» Do this:
Copy out all the entries exactly.

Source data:
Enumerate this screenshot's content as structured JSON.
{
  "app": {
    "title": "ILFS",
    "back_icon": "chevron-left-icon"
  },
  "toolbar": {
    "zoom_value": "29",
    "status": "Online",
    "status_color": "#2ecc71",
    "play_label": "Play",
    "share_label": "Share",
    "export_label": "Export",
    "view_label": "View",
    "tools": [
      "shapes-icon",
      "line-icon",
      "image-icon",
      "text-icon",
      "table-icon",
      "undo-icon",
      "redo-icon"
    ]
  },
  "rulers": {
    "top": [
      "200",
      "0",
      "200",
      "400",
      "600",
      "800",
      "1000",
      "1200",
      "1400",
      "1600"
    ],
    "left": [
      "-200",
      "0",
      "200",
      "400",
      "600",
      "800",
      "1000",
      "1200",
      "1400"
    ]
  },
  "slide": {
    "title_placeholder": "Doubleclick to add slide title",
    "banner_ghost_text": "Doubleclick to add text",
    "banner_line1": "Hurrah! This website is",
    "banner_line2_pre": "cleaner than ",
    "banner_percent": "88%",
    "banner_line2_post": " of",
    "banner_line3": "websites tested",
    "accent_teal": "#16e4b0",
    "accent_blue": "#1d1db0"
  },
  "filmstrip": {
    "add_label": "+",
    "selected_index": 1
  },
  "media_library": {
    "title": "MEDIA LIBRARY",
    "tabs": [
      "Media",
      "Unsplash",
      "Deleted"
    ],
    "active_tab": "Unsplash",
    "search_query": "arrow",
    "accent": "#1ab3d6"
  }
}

» Result of the task:
Enumerate this screenshot's content as structured JSON.
{
  "app": {
    "title": "ILFS",
    "back_icon": "chevron-left-icon"
  },
  "toolbar": {
    "zoom_value": "29",
    "status": "Online",
    "status_color": "#2ecc71",
    "play_label": "Play",
    "share_label": "Share",
    "export_label": "Export",
    "view_label": "View",
    "tools": [
      "shapes-icon",
      "line-icon",
      "image-icon",
      "text-icon",
      "table-icon",
      "undo-icon",
      "redo-icon"
    ]
  },
  "rulers": {
    "top": [
      "200",
      "0",
      "200",
      "400",
      "600",
      "800",
      "1000",
      "1200",
      "1400",
      "1600"
    ],
    "left": [
      "-200",
      "0",
      "200",
      "400",
      "600",
      "800",
      "1000",
      "1200",
      "1400"
    ]
  },
  "slide": {
    "title_placeholder": "Doubleclick to add slide title",
    "banner_ghost_text": "Doubleclick to add text",
    "banner_line1": "Hurrah! This website is",
    "banner_line2_pre": "cleaner than ",
    "banner_percent": "88%",
    "banner_line2_post": " of",
    "banner_line3": "websites tested",
    "accent_teal": "#16e4b0",
    "accent_blue": "#1d1db0"
  },
  "filmstrip": {
    "add_label": "+",
    "selected_index": 1
  },
  "media_library": {
    "title": "MEDIA LIBRARY",
    "tabs": [
      "Media",
      "Unsplash",
      "Deleted"
    ],
    "active_tab": "Unsplash",
    "search_query": "arrow",
    "accent": "#1ab3d6"
  }
}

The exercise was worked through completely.